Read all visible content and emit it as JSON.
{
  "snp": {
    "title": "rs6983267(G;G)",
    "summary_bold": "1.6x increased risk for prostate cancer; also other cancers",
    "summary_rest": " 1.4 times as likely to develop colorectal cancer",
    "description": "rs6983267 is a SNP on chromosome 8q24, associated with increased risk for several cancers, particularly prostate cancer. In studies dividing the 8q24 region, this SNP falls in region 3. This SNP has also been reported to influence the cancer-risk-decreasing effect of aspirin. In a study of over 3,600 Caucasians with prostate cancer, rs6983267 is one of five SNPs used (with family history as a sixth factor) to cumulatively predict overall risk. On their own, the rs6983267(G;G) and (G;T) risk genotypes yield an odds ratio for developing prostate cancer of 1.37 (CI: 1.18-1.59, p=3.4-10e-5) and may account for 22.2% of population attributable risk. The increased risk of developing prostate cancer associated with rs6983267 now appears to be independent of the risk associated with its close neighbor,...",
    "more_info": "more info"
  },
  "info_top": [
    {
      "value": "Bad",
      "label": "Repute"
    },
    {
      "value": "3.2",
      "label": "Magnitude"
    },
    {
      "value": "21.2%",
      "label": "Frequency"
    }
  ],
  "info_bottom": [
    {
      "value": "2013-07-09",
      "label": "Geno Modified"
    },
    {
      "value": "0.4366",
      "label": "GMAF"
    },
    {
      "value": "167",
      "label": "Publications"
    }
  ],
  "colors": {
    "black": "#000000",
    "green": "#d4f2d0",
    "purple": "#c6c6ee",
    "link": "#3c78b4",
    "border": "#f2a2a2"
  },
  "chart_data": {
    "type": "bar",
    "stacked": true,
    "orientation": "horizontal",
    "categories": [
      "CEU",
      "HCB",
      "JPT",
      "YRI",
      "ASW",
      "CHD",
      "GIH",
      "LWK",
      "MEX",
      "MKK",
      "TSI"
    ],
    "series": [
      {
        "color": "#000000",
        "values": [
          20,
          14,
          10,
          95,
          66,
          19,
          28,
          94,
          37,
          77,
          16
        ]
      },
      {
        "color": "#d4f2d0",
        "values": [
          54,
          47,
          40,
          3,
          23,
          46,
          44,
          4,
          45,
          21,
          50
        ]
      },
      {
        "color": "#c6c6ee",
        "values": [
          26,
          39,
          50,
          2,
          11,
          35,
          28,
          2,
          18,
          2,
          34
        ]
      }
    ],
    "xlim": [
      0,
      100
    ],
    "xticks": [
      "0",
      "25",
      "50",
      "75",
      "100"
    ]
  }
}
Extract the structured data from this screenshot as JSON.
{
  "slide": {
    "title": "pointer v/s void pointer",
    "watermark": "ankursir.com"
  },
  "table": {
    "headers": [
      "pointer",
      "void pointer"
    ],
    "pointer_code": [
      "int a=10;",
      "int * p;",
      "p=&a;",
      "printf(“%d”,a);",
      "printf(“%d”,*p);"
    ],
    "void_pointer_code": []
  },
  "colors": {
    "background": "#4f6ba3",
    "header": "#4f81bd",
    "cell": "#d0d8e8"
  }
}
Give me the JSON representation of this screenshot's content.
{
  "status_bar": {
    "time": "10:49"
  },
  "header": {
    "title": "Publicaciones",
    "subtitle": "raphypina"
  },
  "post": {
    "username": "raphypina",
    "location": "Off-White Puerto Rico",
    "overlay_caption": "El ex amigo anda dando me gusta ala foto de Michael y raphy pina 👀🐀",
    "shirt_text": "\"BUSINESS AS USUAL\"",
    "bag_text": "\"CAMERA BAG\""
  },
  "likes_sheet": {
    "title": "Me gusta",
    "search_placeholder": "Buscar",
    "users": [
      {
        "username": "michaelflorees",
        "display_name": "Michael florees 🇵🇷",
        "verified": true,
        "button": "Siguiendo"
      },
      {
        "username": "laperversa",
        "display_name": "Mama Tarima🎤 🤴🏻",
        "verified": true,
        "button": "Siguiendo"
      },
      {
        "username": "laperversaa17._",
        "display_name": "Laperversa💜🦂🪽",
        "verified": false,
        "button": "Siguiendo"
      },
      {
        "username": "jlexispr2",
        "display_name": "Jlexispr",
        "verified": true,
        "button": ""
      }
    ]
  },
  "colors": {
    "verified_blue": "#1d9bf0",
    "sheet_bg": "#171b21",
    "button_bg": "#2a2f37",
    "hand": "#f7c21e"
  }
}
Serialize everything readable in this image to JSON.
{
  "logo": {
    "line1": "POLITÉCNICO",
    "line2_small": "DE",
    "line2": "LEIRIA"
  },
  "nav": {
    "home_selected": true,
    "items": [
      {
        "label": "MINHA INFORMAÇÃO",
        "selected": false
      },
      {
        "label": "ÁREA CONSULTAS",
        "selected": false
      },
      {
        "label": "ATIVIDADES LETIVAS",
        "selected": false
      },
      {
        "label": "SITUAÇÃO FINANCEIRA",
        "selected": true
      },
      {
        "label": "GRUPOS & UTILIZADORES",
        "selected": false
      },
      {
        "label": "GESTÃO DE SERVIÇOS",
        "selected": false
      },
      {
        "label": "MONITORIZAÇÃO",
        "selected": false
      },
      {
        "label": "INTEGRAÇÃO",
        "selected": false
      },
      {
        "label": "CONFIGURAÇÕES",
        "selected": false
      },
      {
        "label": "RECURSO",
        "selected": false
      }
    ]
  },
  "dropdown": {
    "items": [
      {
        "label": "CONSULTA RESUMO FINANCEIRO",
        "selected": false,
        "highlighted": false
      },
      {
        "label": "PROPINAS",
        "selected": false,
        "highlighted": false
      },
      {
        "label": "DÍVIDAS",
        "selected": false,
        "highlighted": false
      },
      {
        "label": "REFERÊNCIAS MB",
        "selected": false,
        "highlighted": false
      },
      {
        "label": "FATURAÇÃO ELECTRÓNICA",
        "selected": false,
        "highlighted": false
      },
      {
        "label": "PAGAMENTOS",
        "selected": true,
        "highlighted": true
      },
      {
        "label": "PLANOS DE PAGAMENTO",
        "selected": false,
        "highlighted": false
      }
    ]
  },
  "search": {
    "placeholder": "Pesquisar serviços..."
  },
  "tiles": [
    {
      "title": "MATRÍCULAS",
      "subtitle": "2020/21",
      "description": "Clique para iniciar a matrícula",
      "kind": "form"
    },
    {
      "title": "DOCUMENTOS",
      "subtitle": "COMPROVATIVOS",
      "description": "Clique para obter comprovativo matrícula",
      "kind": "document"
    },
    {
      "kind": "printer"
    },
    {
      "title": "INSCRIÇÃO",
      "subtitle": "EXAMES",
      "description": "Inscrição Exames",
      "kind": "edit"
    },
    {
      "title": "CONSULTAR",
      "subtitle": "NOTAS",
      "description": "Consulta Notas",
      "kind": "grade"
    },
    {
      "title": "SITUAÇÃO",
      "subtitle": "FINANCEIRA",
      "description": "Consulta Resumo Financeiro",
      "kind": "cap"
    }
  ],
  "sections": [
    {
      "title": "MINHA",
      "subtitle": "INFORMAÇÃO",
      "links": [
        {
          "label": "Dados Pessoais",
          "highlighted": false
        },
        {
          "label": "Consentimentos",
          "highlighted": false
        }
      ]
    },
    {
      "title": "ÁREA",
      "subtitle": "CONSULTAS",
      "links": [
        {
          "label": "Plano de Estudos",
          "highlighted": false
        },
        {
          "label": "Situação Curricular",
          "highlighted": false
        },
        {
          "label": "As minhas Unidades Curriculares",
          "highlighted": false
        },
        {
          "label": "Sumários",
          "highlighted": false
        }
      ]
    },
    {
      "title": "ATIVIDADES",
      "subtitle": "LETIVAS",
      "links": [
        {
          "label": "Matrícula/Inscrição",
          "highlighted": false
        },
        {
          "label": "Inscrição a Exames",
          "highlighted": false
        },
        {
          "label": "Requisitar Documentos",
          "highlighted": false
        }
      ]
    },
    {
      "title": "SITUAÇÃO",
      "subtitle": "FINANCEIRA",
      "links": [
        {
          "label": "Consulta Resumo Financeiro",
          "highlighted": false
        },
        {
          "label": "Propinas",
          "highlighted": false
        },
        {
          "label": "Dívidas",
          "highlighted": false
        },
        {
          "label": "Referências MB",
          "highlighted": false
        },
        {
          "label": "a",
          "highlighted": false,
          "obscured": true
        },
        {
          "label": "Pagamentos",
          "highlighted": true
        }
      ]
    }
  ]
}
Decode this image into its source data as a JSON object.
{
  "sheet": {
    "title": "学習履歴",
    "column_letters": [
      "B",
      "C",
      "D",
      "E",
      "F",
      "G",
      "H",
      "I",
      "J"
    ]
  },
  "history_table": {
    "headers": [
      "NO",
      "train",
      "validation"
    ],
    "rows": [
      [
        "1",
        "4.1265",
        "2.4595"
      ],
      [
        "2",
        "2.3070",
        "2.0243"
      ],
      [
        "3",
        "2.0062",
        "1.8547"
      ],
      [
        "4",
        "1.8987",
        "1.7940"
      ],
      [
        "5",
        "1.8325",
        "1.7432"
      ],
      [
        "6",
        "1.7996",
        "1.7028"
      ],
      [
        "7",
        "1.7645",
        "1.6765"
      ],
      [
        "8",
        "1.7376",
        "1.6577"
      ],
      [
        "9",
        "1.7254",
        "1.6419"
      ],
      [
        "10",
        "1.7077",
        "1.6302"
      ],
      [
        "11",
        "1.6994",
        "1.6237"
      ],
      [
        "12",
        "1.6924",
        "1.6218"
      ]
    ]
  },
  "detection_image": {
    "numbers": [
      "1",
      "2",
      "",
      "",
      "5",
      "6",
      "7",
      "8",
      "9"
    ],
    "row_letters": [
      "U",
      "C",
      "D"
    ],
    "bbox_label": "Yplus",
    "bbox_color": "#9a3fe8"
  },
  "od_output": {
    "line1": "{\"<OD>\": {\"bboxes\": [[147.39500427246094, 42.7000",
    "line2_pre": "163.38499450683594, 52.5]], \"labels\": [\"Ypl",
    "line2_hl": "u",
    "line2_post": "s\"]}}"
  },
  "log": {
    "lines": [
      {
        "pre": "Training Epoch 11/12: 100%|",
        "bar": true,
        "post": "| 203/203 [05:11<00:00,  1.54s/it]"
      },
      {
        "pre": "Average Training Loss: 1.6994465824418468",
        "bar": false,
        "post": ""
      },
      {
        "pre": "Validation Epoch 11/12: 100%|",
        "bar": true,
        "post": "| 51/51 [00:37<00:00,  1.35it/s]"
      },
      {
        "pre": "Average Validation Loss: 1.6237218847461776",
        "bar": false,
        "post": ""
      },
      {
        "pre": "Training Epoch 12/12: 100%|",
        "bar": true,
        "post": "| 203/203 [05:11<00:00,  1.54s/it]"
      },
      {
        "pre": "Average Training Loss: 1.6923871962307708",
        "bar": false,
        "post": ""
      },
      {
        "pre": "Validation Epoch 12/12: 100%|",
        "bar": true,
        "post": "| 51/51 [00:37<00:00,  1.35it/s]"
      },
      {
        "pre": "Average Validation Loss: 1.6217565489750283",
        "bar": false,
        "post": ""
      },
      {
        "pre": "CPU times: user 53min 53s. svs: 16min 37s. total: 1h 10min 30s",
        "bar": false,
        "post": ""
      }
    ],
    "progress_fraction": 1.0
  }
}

================

▸ **Exercise details**
Only the number is wanted: how many lines of the data contain the word "times"?

▸ **Result of the task**
2